Identify the lines that include the word "project", then copy all of them.
start INPUT
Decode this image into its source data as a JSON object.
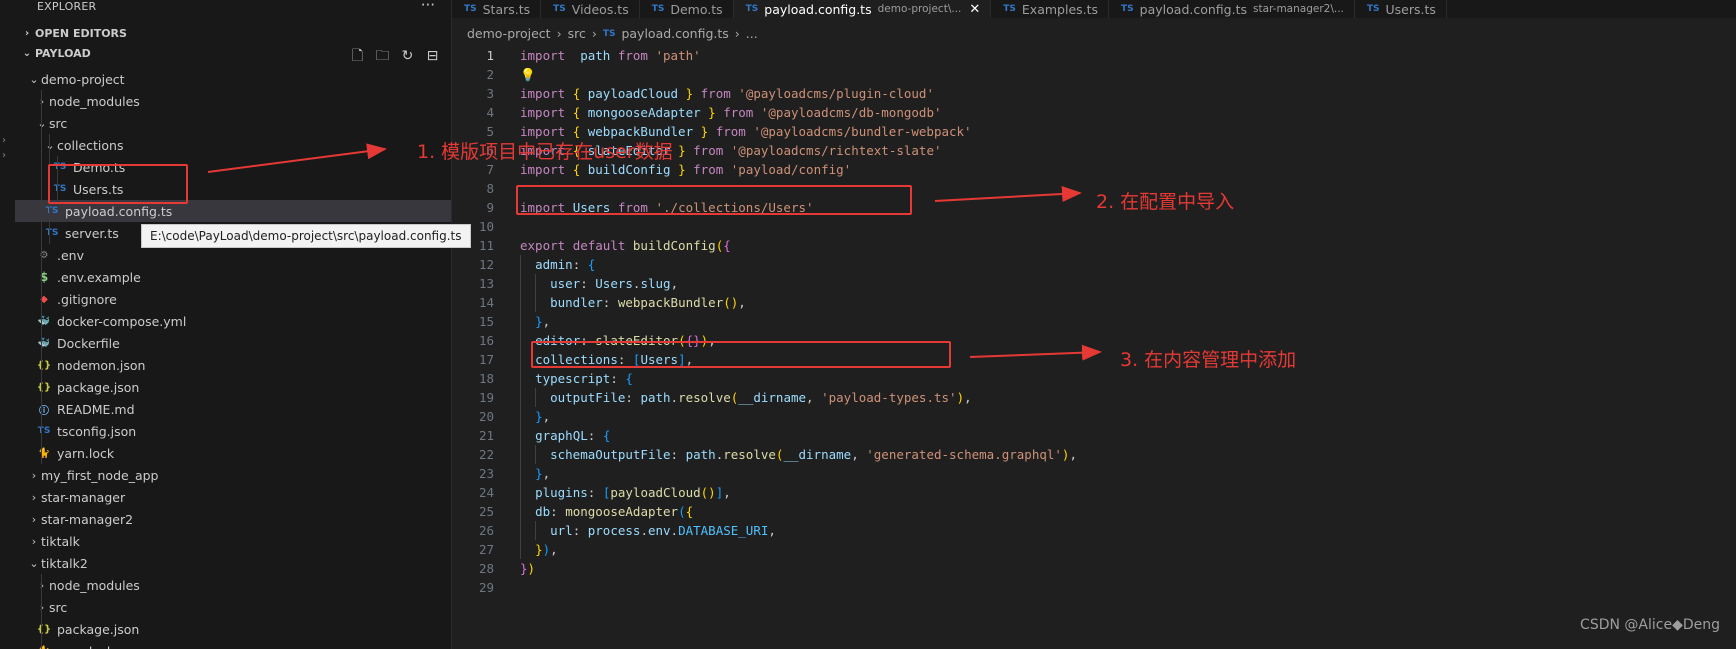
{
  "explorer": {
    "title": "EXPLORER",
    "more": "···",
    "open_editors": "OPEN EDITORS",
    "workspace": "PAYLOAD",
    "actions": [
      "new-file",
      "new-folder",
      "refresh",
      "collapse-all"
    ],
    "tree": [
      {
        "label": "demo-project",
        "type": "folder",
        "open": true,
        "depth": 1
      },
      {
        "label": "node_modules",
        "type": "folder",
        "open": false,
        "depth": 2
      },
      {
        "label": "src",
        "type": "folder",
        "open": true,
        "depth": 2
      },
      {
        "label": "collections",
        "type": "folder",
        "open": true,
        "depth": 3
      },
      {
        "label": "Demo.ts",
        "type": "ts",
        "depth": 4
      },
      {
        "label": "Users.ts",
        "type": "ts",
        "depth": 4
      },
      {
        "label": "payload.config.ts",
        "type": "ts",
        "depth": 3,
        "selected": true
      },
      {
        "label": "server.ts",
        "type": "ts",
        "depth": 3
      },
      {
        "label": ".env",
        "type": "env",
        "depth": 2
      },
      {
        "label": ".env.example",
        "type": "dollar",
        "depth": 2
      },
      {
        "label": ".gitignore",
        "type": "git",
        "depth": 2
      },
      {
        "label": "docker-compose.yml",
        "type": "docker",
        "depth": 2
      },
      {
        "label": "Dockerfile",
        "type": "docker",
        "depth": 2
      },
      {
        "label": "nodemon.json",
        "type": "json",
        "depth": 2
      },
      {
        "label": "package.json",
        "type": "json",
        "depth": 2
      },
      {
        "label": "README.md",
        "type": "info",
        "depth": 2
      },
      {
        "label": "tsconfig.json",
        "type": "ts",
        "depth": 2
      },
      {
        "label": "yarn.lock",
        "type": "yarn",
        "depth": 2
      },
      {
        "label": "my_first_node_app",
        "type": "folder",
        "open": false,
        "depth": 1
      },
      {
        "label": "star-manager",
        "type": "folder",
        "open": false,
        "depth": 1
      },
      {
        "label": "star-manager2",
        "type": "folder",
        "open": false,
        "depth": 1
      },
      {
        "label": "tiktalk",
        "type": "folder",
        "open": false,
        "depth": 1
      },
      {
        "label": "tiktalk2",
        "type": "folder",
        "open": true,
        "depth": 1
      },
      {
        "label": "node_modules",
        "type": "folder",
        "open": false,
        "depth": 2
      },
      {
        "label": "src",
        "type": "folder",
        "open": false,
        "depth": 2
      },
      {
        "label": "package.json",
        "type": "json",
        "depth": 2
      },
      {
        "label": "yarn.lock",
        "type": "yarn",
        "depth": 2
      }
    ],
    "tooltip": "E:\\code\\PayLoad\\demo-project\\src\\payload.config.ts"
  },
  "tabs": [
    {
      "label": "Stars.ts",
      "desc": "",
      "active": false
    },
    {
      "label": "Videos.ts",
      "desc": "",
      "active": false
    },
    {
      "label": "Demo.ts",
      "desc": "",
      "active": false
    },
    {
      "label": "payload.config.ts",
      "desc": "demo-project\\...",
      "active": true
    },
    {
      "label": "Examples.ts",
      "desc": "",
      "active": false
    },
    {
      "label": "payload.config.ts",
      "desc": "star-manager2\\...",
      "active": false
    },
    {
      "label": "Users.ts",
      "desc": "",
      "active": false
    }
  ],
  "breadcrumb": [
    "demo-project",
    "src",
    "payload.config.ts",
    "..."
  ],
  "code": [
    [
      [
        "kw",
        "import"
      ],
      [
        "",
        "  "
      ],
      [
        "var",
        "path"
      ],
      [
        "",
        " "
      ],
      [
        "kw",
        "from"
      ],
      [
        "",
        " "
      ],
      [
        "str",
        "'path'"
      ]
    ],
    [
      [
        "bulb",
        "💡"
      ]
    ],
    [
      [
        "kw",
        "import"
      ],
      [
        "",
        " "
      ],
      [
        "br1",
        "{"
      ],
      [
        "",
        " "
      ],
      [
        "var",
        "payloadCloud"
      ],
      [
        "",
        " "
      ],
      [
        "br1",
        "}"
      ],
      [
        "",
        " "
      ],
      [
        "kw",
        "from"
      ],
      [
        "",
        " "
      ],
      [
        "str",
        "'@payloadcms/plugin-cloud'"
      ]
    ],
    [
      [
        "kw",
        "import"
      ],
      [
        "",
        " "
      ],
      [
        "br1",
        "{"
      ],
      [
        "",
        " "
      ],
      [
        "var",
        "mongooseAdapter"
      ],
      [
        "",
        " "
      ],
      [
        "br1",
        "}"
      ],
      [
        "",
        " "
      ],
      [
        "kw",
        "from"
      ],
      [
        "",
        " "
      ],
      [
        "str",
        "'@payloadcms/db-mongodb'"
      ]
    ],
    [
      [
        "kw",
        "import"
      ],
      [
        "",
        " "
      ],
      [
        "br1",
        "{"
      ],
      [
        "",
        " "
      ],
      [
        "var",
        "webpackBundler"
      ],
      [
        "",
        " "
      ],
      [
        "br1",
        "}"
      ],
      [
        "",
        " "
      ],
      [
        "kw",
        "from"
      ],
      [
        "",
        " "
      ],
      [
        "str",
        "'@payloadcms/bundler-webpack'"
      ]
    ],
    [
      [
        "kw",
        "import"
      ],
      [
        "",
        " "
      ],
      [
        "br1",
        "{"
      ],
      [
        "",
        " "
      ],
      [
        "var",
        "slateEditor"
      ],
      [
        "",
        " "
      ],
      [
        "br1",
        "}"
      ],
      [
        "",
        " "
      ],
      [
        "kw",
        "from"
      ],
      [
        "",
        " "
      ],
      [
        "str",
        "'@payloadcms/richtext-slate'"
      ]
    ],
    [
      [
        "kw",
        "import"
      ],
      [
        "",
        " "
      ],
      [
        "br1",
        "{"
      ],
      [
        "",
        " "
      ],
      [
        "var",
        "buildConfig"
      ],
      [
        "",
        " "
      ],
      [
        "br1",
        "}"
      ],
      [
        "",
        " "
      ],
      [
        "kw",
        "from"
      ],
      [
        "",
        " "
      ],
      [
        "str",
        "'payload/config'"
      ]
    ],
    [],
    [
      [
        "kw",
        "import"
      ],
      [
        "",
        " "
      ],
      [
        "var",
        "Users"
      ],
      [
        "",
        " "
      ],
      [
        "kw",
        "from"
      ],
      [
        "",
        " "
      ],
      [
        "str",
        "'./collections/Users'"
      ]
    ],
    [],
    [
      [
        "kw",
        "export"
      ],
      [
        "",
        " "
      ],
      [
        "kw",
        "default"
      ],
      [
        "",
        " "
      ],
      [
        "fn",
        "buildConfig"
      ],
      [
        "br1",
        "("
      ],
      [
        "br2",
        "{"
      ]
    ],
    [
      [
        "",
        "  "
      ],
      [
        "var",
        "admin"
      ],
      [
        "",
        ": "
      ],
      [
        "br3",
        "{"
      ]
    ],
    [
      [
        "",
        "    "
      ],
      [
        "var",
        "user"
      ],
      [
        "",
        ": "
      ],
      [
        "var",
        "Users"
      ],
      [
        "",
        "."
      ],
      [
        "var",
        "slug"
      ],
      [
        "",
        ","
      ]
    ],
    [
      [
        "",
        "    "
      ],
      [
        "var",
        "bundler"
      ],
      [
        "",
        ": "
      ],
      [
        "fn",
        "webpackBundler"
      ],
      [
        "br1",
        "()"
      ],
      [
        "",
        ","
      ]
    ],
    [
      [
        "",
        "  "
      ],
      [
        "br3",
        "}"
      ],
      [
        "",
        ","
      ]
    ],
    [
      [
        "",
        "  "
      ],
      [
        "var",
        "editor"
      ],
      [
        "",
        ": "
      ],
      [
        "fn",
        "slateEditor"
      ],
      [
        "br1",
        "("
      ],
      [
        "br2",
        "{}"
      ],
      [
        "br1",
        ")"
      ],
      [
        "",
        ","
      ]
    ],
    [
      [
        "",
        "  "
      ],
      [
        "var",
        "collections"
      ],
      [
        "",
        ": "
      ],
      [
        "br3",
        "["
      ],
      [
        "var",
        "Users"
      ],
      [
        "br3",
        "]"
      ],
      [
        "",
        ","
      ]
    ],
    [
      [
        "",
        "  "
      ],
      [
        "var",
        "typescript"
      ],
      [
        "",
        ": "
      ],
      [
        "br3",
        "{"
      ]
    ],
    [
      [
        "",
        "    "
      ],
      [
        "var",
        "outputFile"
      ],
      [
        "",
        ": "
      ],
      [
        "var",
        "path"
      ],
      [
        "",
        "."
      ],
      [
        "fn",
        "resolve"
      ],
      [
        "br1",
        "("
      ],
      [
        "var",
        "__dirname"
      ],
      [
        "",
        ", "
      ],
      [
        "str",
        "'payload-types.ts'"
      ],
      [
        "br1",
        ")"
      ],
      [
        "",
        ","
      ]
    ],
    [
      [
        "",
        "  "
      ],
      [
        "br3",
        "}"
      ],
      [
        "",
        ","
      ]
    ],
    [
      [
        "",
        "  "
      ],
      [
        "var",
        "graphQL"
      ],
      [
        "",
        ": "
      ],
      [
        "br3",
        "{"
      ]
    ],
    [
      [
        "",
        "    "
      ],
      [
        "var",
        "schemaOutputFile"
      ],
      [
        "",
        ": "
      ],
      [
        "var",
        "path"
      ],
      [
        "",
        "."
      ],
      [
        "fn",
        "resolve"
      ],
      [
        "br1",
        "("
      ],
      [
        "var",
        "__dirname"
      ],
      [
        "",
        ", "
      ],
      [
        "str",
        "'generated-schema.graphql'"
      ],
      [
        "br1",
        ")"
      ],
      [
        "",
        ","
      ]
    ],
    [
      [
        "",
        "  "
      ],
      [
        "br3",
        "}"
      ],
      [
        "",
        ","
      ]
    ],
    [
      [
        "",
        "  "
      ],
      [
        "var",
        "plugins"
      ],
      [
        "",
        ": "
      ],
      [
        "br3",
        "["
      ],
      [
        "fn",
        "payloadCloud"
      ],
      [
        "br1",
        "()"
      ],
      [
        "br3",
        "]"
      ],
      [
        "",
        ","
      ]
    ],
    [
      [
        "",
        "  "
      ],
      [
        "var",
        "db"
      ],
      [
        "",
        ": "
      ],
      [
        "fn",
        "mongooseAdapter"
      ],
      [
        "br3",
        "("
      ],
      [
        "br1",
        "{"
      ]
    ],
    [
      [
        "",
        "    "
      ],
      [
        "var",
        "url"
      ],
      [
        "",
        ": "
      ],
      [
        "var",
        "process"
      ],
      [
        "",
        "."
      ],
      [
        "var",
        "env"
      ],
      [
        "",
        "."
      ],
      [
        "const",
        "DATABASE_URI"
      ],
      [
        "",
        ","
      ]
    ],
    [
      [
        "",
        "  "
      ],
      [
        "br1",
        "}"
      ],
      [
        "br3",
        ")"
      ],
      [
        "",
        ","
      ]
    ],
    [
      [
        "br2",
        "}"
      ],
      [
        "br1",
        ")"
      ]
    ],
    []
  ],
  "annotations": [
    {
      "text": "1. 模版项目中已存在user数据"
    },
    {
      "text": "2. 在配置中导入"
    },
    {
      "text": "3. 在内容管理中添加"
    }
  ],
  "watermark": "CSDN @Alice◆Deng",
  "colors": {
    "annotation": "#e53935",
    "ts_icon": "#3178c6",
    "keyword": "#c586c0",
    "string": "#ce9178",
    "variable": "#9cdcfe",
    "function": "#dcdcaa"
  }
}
end INPUT
> **CORRECT RESPONSE**:
        "label": "demo-project",
    "tooltip": "E:\\code\\PayLoad\\demo-project\\src\\payload.config.ts"
      "desc": "demo-project\\...",
    "demo-project",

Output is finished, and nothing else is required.